▶ **Problem**: Tell how many lines have the string "rivojlanishida" in them, and write nothing besides the number.

▶ **Material for the task**:
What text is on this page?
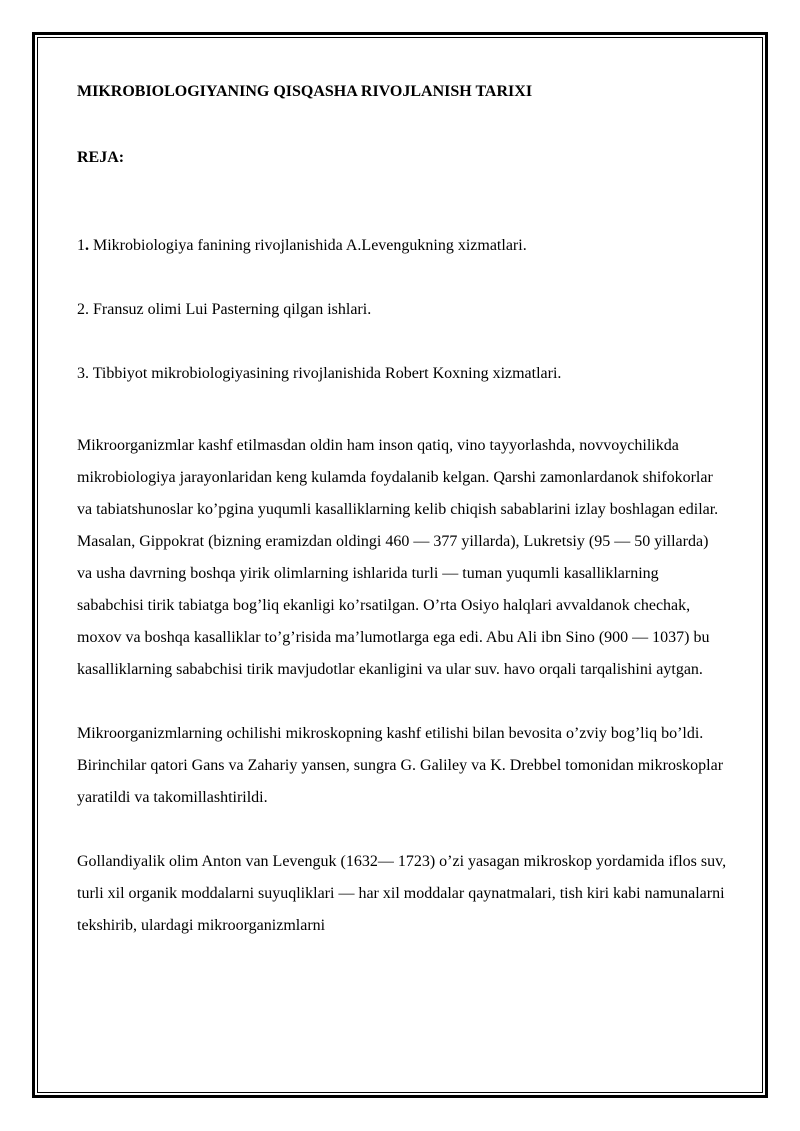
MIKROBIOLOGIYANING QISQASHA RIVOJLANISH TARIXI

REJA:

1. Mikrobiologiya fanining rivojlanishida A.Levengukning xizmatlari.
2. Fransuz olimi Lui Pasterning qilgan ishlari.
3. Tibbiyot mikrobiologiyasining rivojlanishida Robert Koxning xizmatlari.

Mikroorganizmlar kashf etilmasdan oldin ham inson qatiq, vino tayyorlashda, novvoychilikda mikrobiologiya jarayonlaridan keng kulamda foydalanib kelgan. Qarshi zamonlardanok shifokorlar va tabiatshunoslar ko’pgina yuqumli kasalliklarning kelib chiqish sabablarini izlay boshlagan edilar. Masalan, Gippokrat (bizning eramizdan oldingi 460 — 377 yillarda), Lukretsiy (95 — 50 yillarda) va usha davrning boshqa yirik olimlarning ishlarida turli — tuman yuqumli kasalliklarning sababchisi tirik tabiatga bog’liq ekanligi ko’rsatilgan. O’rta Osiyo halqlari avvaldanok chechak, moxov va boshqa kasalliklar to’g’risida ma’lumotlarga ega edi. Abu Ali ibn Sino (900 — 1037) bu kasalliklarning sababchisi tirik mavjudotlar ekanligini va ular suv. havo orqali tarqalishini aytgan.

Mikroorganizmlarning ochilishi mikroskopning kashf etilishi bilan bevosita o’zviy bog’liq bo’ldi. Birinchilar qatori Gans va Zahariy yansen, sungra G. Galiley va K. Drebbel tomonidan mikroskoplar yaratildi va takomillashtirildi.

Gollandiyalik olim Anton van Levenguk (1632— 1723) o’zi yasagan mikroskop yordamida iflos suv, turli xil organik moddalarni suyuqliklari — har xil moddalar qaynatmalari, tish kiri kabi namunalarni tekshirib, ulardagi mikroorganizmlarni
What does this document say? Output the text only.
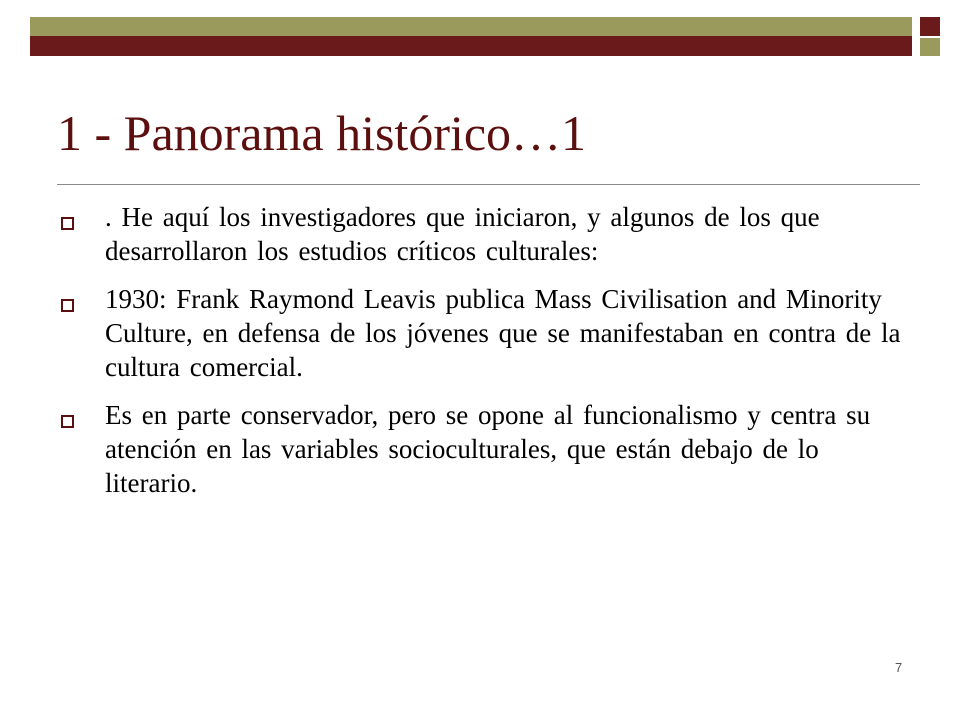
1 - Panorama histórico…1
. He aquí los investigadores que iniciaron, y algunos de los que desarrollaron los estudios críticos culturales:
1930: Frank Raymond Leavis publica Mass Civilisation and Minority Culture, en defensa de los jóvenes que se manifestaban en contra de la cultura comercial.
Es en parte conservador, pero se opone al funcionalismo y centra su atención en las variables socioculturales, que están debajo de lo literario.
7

▶ **Answer below**: 2